(Stored entries)
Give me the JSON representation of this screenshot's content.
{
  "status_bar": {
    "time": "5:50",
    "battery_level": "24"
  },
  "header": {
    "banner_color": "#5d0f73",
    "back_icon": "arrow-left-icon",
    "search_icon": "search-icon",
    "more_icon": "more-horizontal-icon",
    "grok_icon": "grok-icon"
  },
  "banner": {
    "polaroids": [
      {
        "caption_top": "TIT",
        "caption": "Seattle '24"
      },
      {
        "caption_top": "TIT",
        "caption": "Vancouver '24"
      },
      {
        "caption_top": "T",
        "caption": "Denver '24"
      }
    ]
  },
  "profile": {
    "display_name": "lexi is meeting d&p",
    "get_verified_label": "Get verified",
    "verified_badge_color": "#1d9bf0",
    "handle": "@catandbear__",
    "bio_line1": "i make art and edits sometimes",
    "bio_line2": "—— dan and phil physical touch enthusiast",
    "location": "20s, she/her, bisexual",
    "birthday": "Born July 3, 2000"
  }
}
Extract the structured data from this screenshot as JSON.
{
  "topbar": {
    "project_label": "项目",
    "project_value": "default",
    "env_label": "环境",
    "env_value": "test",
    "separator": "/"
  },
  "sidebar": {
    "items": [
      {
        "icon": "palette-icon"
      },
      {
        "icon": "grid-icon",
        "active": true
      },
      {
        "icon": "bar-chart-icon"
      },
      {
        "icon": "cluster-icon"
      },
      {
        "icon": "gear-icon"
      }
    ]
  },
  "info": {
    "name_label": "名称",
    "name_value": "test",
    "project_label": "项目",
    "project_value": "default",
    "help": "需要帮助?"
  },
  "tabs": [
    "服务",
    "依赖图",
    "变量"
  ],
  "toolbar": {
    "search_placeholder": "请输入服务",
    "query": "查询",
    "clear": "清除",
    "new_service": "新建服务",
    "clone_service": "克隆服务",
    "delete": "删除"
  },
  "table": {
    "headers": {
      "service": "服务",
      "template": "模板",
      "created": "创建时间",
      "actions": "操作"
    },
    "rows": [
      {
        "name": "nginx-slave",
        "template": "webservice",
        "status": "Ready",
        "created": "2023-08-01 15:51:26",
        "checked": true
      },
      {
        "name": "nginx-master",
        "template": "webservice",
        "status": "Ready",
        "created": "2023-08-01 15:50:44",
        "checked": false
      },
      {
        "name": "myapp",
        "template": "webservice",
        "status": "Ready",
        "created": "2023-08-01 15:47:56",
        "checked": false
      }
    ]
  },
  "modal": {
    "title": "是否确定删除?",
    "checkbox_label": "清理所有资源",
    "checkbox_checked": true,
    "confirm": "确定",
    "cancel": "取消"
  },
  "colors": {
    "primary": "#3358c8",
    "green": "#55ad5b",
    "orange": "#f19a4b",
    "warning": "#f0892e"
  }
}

__Task description__.
Gather each line from the entries above that includes the word "created".

__Result__.
      "created": "创建时间",
        "created": "2023-08-01 15:51:26",
        "created": "2023-08-01 15:50:44",
        "created": "2023-08-01 15:47:56",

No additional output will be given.